Data listing:
··········
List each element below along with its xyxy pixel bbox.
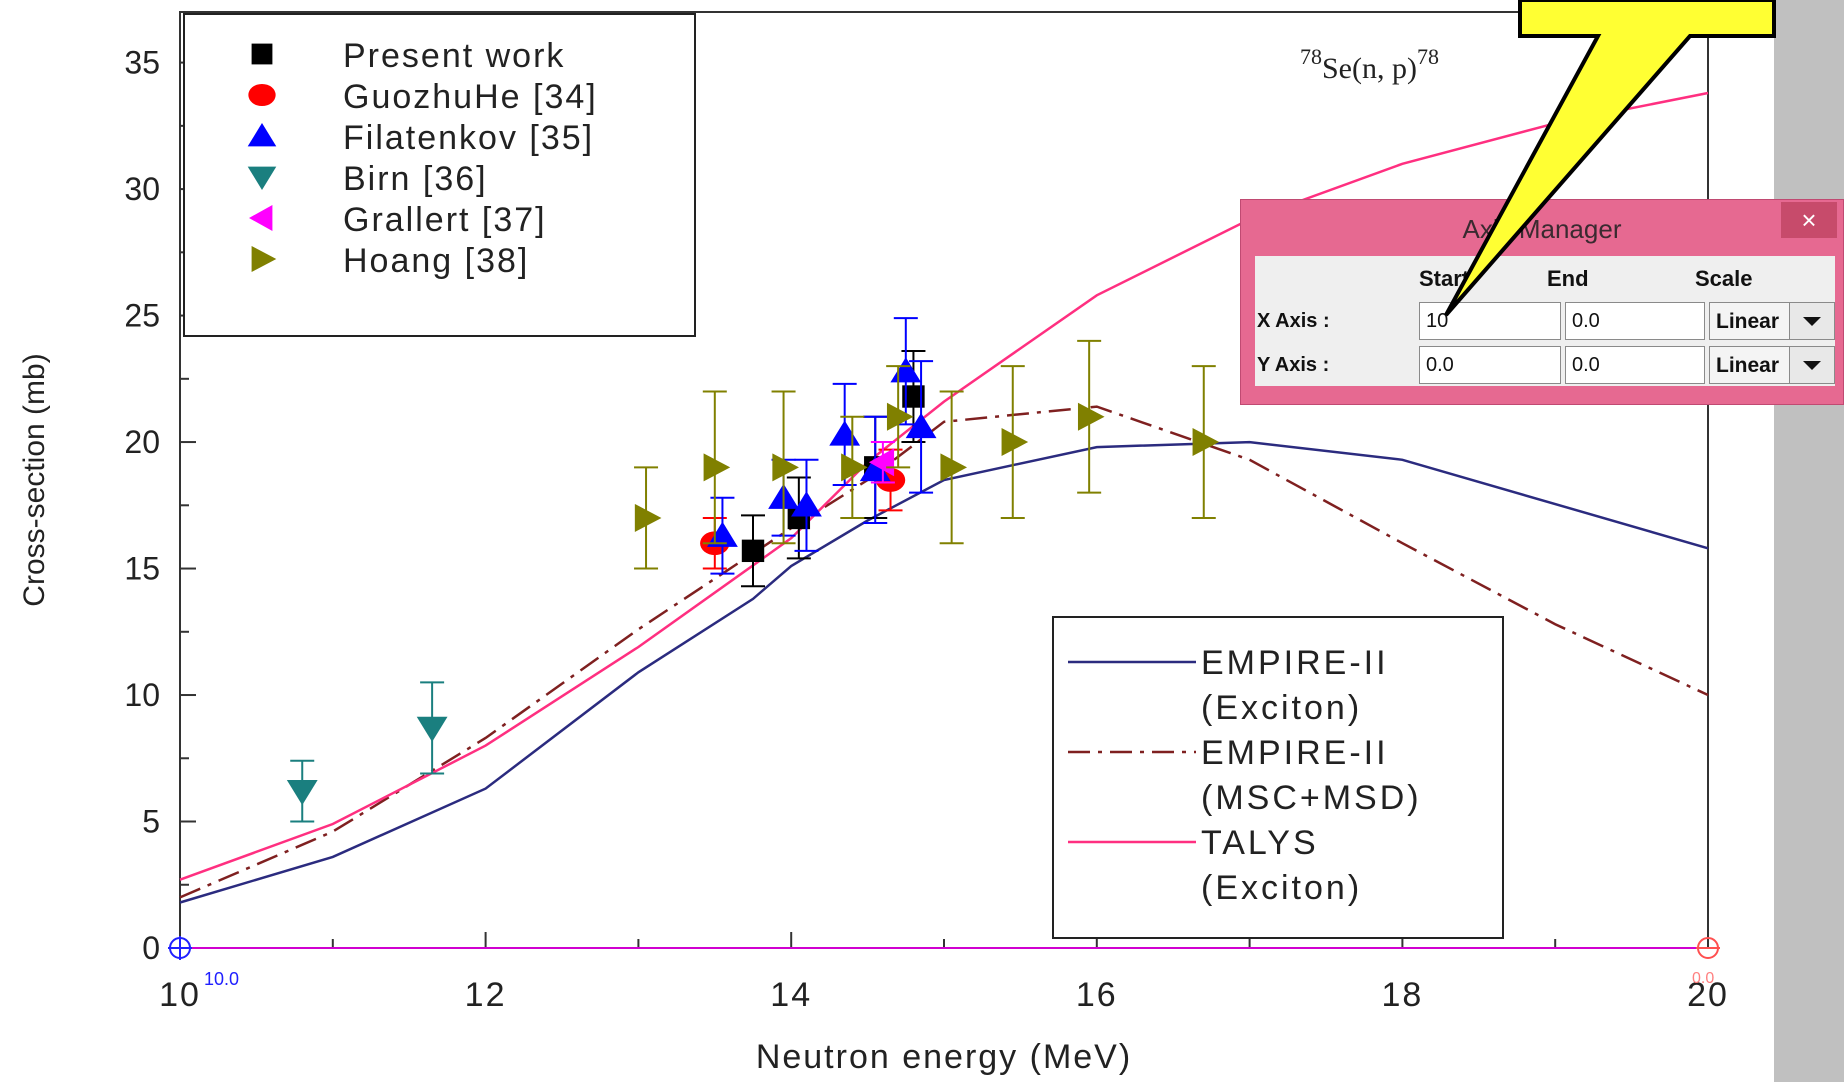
x-axis-start-input[interactable]	[1419, 302, 1561, 340]
data-point-4-0	[868, 448, 895, 477]
close-button[interactable]: ×	[1781, 202, 1837, 238]
x-axis-label: X Axis :	[1257, 310, 1330, 332]
data-point-5-5	[940, 453, 968, 482]
data-point-2-6	[905, 412, 937, 439]
series-line-1	[179, 405, 1709, 899]
y-axis-scale-select[interactable]: Linear	[1709, 346, 1835, 384]
x-tick-label: 12	[465, 976, 507, 1014]
data-point-5-6	[1001, 428, 1029, 457]
y-tick-label: 25	[124, 298, 160, 334]
chevron-down-icon[interactable]	[1789, 303, 1834, 339]
y-tick-label: 10	[124, 677, 160, 713]
y-axis-end-input[interactable]	[1565, 346, 1705, 384]
y-axis-start-input[interactable]	[1419, 346, 1561, 384]
y-tick-label: 30	[124, 171, 160, 207]
x-axis-label: Neutron energy (MeV)	[756, 1038, 1132, 1076]
data-point-5-7	[1077, 402, 1105, 431]
data-point-5-1	[703, 453, 731, 482]
data-point-2-3	[829, 420, 861, 446]
x-tick-label: 16	[1076, 976, 1118, 1014]
legend-entry-label: Hoang [38]	[343, 242, 529, 280]
header-scale: Scale	[1695, 266, 1753, 291]
data-point-2-2	[791, 491, 822, 517]
y-tick-label: 0	[142, 930, 160, 966]
y-axis-label: Y Axis :	[1257, 354, 1330, 376]
data-point-5-8	[1192, 428, 1220, 457]
legend-line-label: (Exciton)	[1201, 869, 1362, 907]
legend-marker-icon	[251, 246, 277, 272]
legend-marker-icon	[248, 83, 276, 107]
x-axis-end-input[interactable]	[1565, 302, 1705, 340]
data-point-5-2	[772, 453, 799, 482]
data-point-3-1	[416, 716, 448, 742]
legend-marker-icon	[247, 123, 277, 147]
legend-entry-label: Present work	[343, 37, 565, 75]
origin-marker-label: 10.0	[204, 969, 239, 989]
legend-entry-label: Filatenkov [35]	[343, 119, 594, 157]
legend-line-label: EMPIRE-II	[1201, 644, 1389, 682]
legend-line-label: EMPIRE-II	[1201, 734, 1389, 772]
reaction-suffix: 78	[1417, 44, 1439, 69]
legend-line-label: (Exciton)	[1201, 689, 1362, 727]
data-point-5-0	[634, 503, 662, 532]
dialog-title: Axis Manager	[1462, 214, 1622, 244]
legend-entry-label: Birn [36]	[343, 160, 488, 198]
reaction-prefix: 78	[1300, 44, 1322, 69]
end-marker-label: 0.0	[1692, 970, 1714, 987]
legend-lines: EMPIRE-II (Exciton) EMPIRE-II (MSC+MSD) TALY…	[1052, 616, 1504, 939]
legend-marker-icon	[247, 166, 277, 190]
x-tick-label: 18	[1381, 976, 1423, 1014]
series-line-2	[179, 91, 1709, 881]
reaction-main: Se(n, p)	[1322, 52, 1417, 85]
y-tick-label: 20	[124, 424, 160, 460]
reaction-label: 78Se(n, p)78	[1300, 44, 1439, 85]
x-tick-label: 14	[770, 976, 812, 1014]
x-tick-label: 10	[159, 976, 201, 1014]
x-axis-scale-select[interactable]: Linear	[1709, 302, 1835, 340]
legend-entry-label: GuozhuHe [34]	[343, 78, 598, 116]
x-tick-label: 20	[1687, 976, 1729, 1014]
legend-lines-box	[1052, 616, 1504, 939]
header-end: End	[1547, 266, 1589, 291]
series-line-0	[179, 440, 1709, 904]
chevron-down-icon[interactable]	[1789, 347, 1834, 383]
legend-line-label: (MSC+MSD)	[1201, 779, 1422, 817]
header-start: Start	[1419, 266, 1470, 291]
data-point-3-0	[286, 779, 318, 806]
y-axis-label: Cross-section (mb)	[18, 353, 51, 606]
axis-manager-dialog: Axis Manager × Start End Scale X Axis : …	[1240, 199, 1844, 405]
legend-line-label: TALYS	[1201, 824, 1319, 862]
data-point-0-0	[741, 539, 765, 563]
y-tick-label: 15	[124, 551, 160, 587]
x-axis-scale-value: Linear	[1716, 310, 1780, 333]
data-point-5-4	[886, 402, 914, 431]
side-panel	[1774, 0, 1844, 1082]
legend-entry-label: Grallert [37]	[343, 201, 547, 239]
y-axis-scale-value: Linear	[1716, 354, 1780, 377]
legend-marker-icon	[251, 43, 273, 65]
dialog-titlebar[interactable]: Axis Manager ×	[1241, 200, 1843, 244]
y-tick-label: 35	[124, 45, 160, 81]
legend-marker-icon	[249, 205, 273, 231]
data-point-5-3	[841, 453, 868, 482]
dialog-body: Start End Scale X Axis : Linear Y Axis :…	[1255, 256, 1835, 386]
y-tick-label: 5	[142, 804, 160, 840]
data-point-0-3	[902, 385, 925, 408]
··········
• _WHAT THE TASK ASKS_:
Can you switch "legend-entry-label" to "legend-item-label" throughout these lines and give them back with nothing else changed? Leave the pictures out of your answer.

• _EXERCISE ANSWER_:
List each element below along with its xyxy pixel bbox.
x-axis-start-input[interactable]	[1419, 302, 1561, 340]
data-point-4-0	[868, 448, 895, 477]
close-button[interactable]: ×	[1781, 202, 1837, 238]
x-axis-label: X Axis :	[1257, 310, 1330, 332]
data-point-5-5	[940, 453, 968, 482]
data-point-2-6	[905, 412, 937, 439]
series-line-1	[179, 405, 1709, 899]
y-axis-scale-select[interactable]: Linear	[1709, 346, 1835, 384]
x-tick-label: 12	[465, 976, 507, 1014]
data-point-5-6	[1001, 428, 1029, 457]
y-tick-label: 25	[124, 298, 160, 334]
chevron-down-icon[interactable]	[1789, 303, 1834, 339]
y-tick-label: 10	[124, 677, 160, 713]
y-axis-end-input[interactable]	[1565, 346, 1705, 384]
y-axis-start-input[interactable]	[1419, 346, 1561, 384]
y-tick-label: 30	[124, 171, 160, 207]
x-axis-label: Neutron energy (MeV)	[756, 1038, 1132, 1076]
data-point-5-7	[1077, 402, 1105, 431]
data-point-5-1	[703, 453, 731, 482]
data-point-2-3	[829, 420, 861, 446]
x-tick-label: 16	[1076, 976, 1118, 1014]
legend-item-label: Hoang [38]	[343, 242, 529, 280]
header-scale: Scale	[1695, 266, 1753, 291]
data-point-2-2	[791, 491, 822, 517]
y-tick-label: 0	[142, 930, 160, 966]
y-axis-label: Y Axis :	[1257, 354, 1330, 376]
data-point-5-8	[1192, 428, 1220, 457]
legend-line-label: (Exciton)	[1201, 869, 1362, 907]
legend-marker-icon	[251, 246, 277, 272]
legend-marker-icon	[248, 83, 276, 107]
x-axis-end-input[interactable]	[1565, 302, 1705, 340]
data-point-5-2	[772, 453, 799, 482]
data-point-3-1	[416, 716, 448, 742]
legend-marker-icon	[247, 123, 277, 147]
legend-item-label: Present work	[343, 37, 565, 75]
origin-marker-label: 10.0	[204, 969, 239, 989]
legend-item-label: Filatenkov [35]	[343, 119, 594, 157]
legend-line-label: EMPIRE-II	[1201, 644, 1389, 682]
legend-line-label: EMPIRE-II	[1201, 734, 1389, 772]
reaction-suffix: 78	[1417, 44, 1439, 69]
legend-line-label: (Exciton)	[1201, 689, 1362, 727]
data-point-5-0	[634, 503, 662, 532]
dialog-title: Axis Manager	[1462, 214, 1622, 244]
legend-item-label: Birn [36]	[343, 160, 488, 198]
reaction-prefix: 78	[1300, 44, 1322, 69]
end-marker-label: 0.0	[1692, 970, 1714, 987]
legend-lines: EMPIRE-II (Exciton) EMPIRE-II (MSC+MSD) TALY…	[1052, 616, 1504, 939]
legend-marker-icon	[247, 166, 277, 190]
x-tick-label: 18	[1381, 976, 1423, 1014]
series-line-2	[179, 91, 1709, 881]
reaction-main: Se(n, p)	[1322, 52, 1417, 85]
y-tick-label: 20	[124, 424, 160, 460]
reaction-label: 78Se(n, p)78	[1300, 44, 1439, 85]
x-tick-label: 14	[770, 976, 812, 1014]
x-tick-label: 10	[159, 976, 201, 1014]
x-axis-scale-select[interactable]: Linear	[1709, 302, 1835, 340]
legend-item-label: GuozhuHe [34]	[343, 78, 598, 116]
x-tick-label: 20	[1687, 976, 1729, 1014]
legend-lines-box	[1052, 616, 1504, 939]
header-end: End	[1547, 266, 1589, 291]
series-line-0	[179, 440, 1709, 904]
chevron-down-icon[interactable]	[1789, 347, 1834, 383]
legend-line-label: (MSC+MSD)	[1201, 779, 1422, 817]
header-start: Start	[1419, 266, 1470, 291]
data-point-3-0	[286, 779, 318, 806]
y-axis-label: Cross-section (mb)	[18, 353, 51, 606]
axis-manager-dialog: Axis Manager × Start End Scale X Axis : …	[1240, 199, 1844, 405]
legend-line-label: TALYS	[1201, 824, 1319, 862]
data-point-0-0	[741, 539, 765, 563]
y-tick-label: 15	[124, 551, 160, 587]
x-axis-scale-value: Linear	[1716, 310, 1780, 333]
data-point-5-4	[886, 402, 914, 431]
side-panel	[1774, 0, 1844, 1082]
legend-item-label: Grallert [37]	[343, 201, 547, 239]
y-axis-scale-value: Linear	[1716, 354, 1780, 377]
legend-marker-icon	[251, 43, 273, 65]
dialog-titlebar[interactable]: Axis Manager ×	[1241, 200, 1843, 244]
y-tick-label: 35	[124, 45, 160, 81]
legend-marker-icon	[249, 205, 273, 231]
data-point-5-3	[841, 453, 868, 482]
dialog-body: Start End Scale X Axis : Linear Y Axis :…	[1255, 256, 1835, 386]
y-tick-label: 5	[142, 804, 160, 840]
data-point-0-3	[902, 385, 925, 408]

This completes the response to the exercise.